== Prompt ==
Write out all lines holding the word "minute".

== Entries shown ==
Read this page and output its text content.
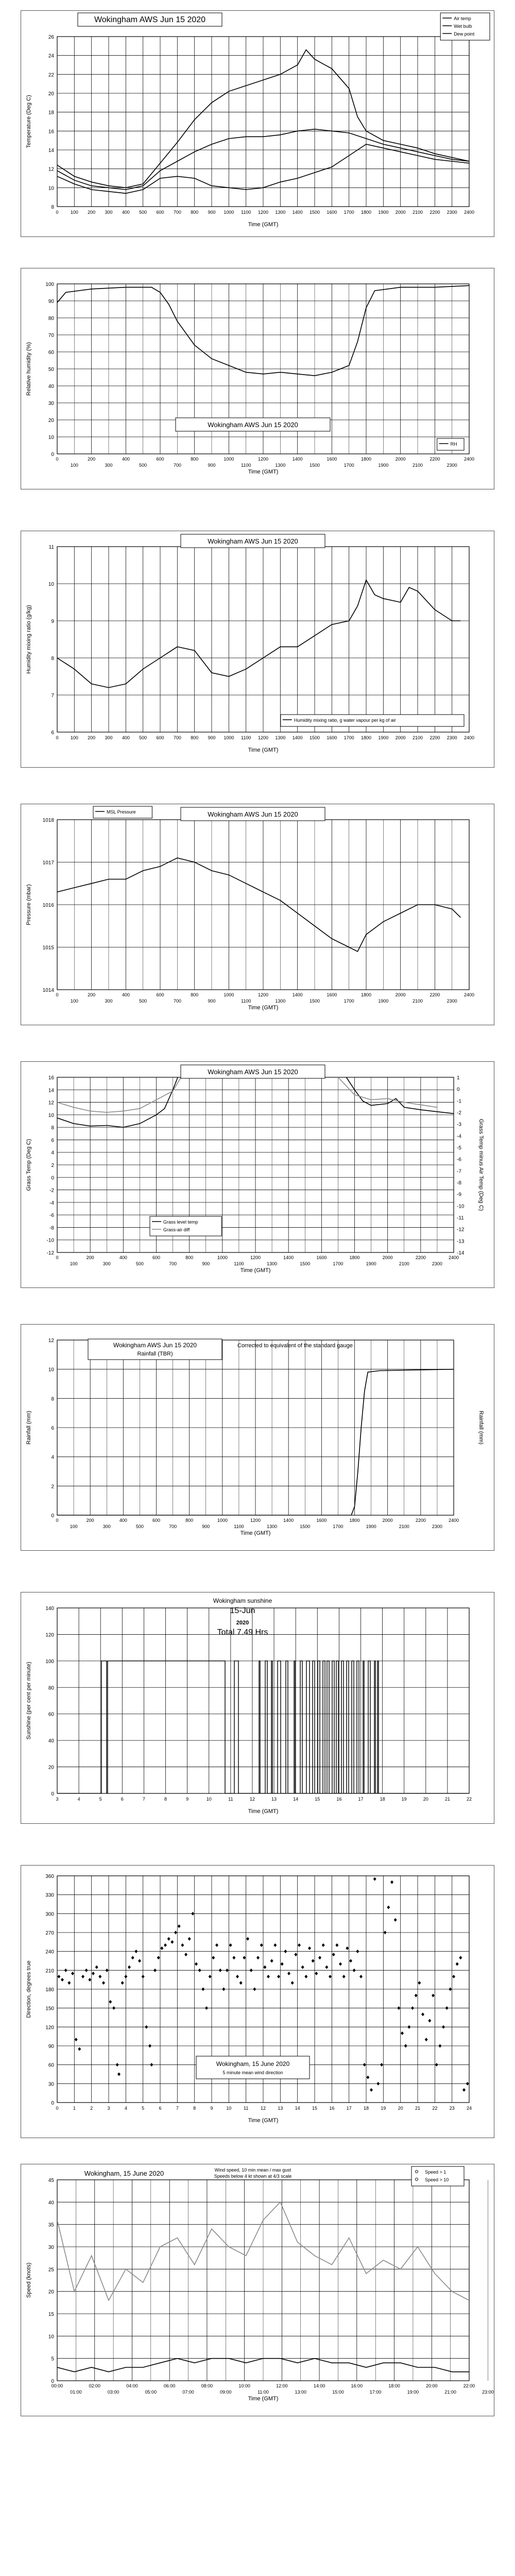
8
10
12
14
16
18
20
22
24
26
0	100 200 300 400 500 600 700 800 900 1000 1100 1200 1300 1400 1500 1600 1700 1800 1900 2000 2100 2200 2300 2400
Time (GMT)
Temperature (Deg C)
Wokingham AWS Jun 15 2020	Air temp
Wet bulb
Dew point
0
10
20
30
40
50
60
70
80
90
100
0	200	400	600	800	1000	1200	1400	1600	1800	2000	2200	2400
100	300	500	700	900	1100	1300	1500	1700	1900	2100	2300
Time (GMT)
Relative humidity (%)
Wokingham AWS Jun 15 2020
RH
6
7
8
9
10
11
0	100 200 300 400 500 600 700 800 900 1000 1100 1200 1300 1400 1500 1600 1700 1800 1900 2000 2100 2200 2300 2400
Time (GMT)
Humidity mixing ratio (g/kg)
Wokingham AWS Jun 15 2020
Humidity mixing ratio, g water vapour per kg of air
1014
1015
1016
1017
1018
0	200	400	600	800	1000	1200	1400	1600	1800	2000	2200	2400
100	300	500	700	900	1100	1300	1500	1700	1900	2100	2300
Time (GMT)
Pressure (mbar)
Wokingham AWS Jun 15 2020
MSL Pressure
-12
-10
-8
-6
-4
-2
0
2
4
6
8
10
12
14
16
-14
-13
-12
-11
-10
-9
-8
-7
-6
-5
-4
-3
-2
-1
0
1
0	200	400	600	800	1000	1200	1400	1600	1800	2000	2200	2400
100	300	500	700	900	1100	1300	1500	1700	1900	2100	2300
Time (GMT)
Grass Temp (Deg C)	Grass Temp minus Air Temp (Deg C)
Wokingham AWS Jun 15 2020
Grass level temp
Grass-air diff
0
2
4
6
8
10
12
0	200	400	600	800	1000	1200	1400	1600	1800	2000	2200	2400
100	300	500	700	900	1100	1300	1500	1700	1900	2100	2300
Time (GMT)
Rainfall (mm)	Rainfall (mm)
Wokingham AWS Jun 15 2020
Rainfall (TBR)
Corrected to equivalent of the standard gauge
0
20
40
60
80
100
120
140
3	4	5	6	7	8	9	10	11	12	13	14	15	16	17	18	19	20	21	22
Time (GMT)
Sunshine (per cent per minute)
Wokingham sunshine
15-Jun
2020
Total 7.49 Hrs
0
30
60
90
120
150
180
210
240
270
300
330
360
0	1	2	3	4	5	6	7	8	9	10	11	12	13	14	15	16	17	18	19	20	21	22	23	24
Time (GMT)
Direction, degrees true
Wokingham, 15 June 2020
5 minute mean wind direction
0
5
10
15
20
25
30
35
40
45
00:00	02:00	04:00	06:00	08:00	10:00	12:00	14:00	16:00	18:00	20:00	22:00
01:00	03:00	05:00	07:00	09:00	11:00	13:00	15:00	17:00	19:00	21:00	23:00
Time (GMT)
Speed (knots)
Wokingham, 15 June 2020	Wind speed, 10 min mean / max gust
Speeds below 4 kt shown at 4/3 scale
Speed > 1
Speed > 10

---

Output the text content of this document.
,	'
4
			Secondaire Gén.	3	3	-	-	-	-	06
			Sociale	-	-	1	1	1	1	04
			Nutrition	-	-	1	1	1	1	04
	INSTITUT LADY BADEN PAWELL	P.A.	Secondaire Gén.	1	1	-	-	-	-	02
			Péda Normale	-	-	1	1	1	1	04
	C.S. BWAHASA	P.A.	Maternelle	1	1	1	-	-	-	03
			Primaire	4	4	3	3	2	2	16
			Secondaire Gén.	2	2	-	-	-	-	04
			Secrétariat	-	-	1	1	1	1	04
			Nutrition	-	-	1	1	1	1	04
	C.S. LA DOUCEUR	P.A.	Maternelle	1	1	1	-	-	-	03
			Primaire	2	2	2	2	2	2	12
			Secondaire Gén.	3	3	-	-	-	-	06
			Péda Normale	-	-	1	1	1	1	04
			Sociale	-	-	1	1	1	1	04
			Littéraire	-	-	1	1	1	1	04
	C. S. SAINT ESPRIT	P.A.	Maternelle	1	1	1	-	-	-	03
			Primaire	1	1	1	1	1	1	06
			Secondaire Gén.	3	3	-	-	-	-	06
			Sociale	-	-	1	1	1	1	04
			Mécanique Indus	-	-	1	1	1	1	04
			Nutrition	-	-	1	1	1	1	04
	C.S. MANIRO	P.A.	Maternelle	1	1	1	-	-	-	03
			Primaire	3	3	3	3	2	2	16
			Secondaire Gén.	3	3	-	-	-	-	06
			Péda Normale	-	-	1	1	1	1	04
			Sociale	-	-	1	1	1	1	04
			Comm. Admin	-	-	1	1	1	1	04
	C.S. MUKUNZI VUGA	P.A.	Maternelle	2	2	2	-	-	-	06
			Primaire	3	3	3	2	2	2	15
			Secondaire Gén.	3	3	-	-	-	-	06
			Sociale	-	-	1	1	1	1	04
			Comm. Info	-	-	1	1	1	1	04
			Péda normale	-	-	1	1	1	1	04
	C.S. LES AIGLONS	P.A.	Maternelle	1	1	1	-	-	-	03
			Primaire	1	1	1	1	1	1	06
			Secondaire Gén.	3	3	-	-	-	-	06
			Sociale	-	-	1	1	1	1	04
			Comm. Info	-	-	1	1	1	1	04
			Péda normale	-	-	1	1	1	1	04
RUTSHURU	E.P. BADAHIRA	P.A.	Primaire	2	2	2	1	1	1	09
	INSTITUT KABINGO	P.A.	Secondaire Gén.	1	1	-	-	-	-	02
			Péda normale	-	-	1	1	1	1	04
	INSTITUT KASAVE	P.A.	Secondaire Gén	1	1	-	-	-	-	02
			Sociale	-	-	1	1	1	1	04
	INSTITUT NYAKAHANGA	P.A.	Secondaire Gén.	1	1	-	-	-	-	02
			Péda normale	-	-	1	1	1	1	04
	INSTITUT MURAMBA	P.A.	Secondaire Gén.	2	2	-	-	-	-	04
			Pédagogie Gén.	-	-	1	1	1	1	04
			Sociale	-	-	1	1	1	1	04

== Written answer ==
Sunshine (per cent per minute)
5 minute mean wind direction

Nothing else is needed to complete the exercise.